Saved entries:
○ ○ ○ ○ ○

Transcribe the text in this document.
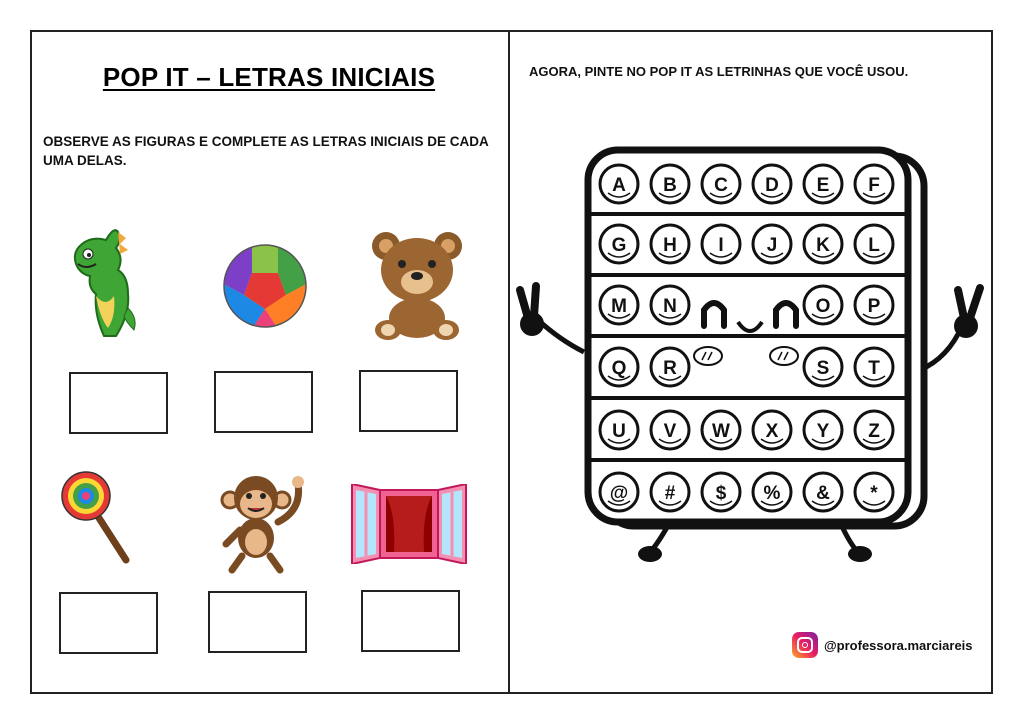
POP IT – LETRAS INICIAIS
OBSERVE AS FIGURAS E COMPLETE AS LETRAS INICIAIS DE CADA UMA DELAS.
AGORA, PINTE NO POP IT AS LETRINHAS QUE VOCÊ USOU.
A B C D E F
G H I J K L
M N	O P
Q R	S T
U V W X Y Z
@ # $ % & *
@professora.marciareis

○ ○ ○ ○ ○

**Directive:**
Leave out the pictures and copy everything else in the records word for word.

**The answer:**
Transcribe the text in this document.
POP IT – LETRAS INICIAIS
OBSERVE AS FIGURAS E COMPLETE AS LETRAS INICIAIS DE CADA UMA DELAS.
AGORA, PINTE NO POP IT AS LETRINHAS QUE VOCÊ USOU.
A B C D E F
G H I J K L
M N	O P
Q R	S T
U V W X Y Z
@ # $ % & *
@professora.marciareis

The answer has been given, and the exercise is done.